**Exercise description**
Copy everything in the data below exactly except the pictures.

***

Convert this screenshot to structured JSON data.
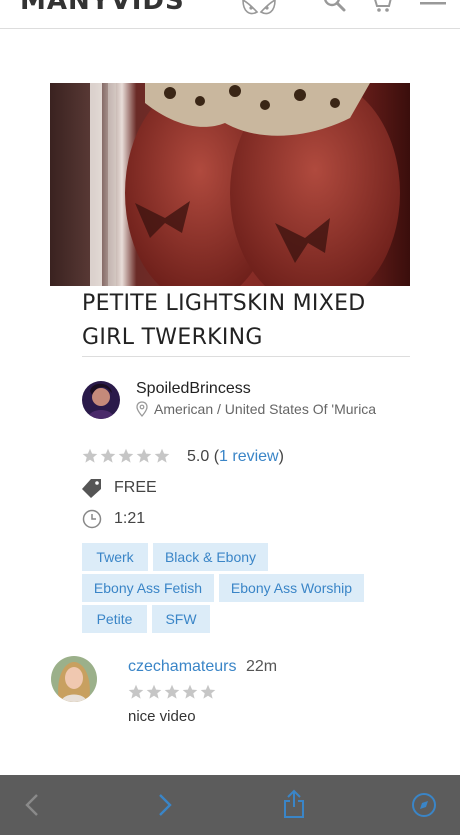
{
  "header": {
    "logo": "MANYVIDS",
    "icons": [
      "mv-mascot-icon",
      "search-icon",
      "cart-icon",
      "menu-icon"
    ]
  },
  "video": {
    "title": "PETITE LIGHTSKIN MIXED GIRL TWERKING"
  },
  "creator": {
    "name": "SpoiledBrincess",
    "location": "American / United States Of 'Murica"
  },
  "rating": {
    "stars": 5,
    "score": "5.0",
    "open_paren": "(",
    "reviews_link": "1 review",
    "close_paren": ")"
  },
  "price": "FREE",
  "duration": "1:21",
  "tags": [
    "Twerk",
    "Black & Ebony",
    "Ebony Ass Fetish",
    "Ebony Ass Worship",
    "Petite",
    "SFW"
  ],
  "review": {
    "user": "czechamateurs",
    "time": "22m",
    "stars": 5,
    "text": "nice video"
  },
  "browser_bar": {
    "icons": [
      "back-icon",
      "forward-icon",
      "share-icon",
      "compass-icon"
    ]
  },
  "colors": {
    "accent": "#3a85c7",
    "tag_bg": "#dcecf8",
    "toolbar": "#5c5c5c",
    "star": "#c6c6c6"
  }
}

***

**Final result**
Convert this screenshot to structured JSON data.
{
  "header": {
    "logo": "MANYVIDS",
    "icons": [
      "mv-mascot-icon",
      "search-icon",
      "cart-icon",
      "menu-icon"
    ]
  },
  "video": {
    "title": "PETITE LIGHTSKIN MIXED GIRL TWERKING"
  },
  "creator": {
    "name": "SpoiledBrincess",
    "location": "American / United States Of 'Murica"
  },
  "rating": {
    "stars": 5,
    "score": "5.0",
    "open_paren": "(",
    "reviews_link": "1 review",
    "close_paren": ")"
  },
  "price": "FREE",
  "duration": "1:21",
  "tags": [
    "Twerk",
    "Black & Ebony",
    "Ebony Ass Fetish",
    "Ebony Ass Worship",
    "Petite",
    "SFW"
  ],
  "review": {
    "user": "czechamateurs",
    "time": "22m",
    "stars": 5,
    "text": "nice video"
  },
  "browser_bar": {
    "icons": [
      "back-icon",
      "forward-icon",
      "share-icon",
      "compass-icon"
    ]
  },
  "colors": {
    "accent": "#3a85c7",
    "tag_bg": "#dcecf8",
    "toolbar": "#5c5c5c",
    "star": "#c6c6c6"
  }
}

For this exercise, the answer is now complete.